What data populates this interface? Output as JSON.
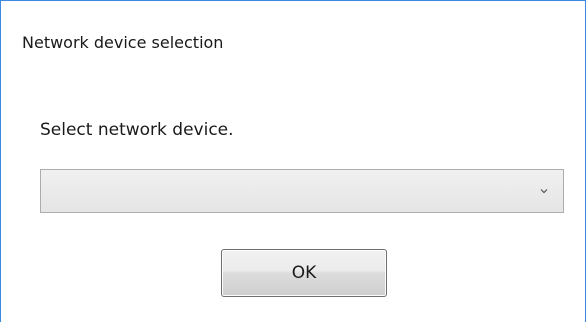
{
  "dialog": {
    "title": "Network device selection",
    "prompt": "Select network device.",
    "device_select": {
      "selected_value": "",
      "icon": "chevron-down-icon"
    },
    "ok_label": "OK"
  },
  "colors": {
    "window_border": "#3c8ae0",
    "text": "#1a1a1a",
    "control_border": "#acacac",
    "button_border": "#707070"
  }
}
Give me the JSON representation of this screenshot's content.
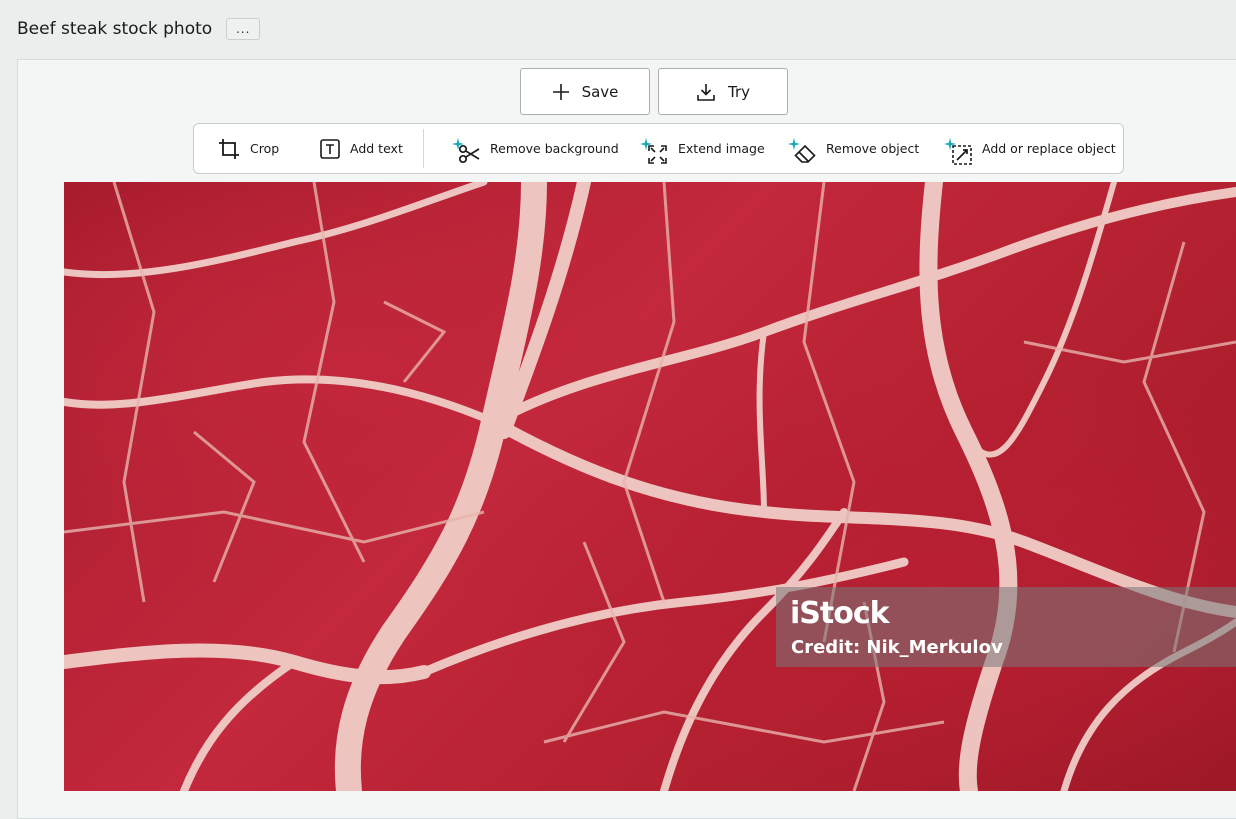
{
  "header": {
    "title": "Beef steak stock photo",
    "more_label": "..."
  },
  "actions": {
    "save_label": "Save",
    "try_label": "Try"
  },
  "toolbar": {
    "crop": "Crop",
    "add_text": "Add text",
    "remove_background": "Remove background",
    "extend_image": "Extend image",
    "remove_object": "Remove object",
    "add_replace_object": "Add or replace object"
  },
  "image": {
    "watermark_logo": "iStock",
    "watermark_credit": "Credit: Nik_Merkulov"
  },
  "colors": {
    "sparkle": "#17a9b8",
    "meat_red": "#b8213a",
    "fat": "#f3d6cf"
  }
}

== Written problem ==
Retype exactly, and only, the lines from the one containing "Give me the" through the end of the material, leaving aside every picture.

== Result of this task ==
Give me the JSON representation of this screenshot's content.
{
  "header": {
    "title": "Beef steak stock photo",
    "more_label": "..."
  },
  "actions": {
    "save_label": "Save",
    "try_label": "Try"
  },
  "toolbar": {
    "crop": "Crop",
    "add_text": "Add text",
    "remove_background": "Remove background",
    "extend_image": "Extend image",
    "remove_object": "Remove object",
    "add_replace_object": "Add or replace object"
  },
  "image": {
    "watermark_logo": "iStock",
    "watermark_credit": "Credit: Nik_Merkulov"
  },
  "colors": {
    "sparkle": "#17a9b8",
    "meat_red": "#b8213a",
    "fat": "#f3d6cf"
  }
}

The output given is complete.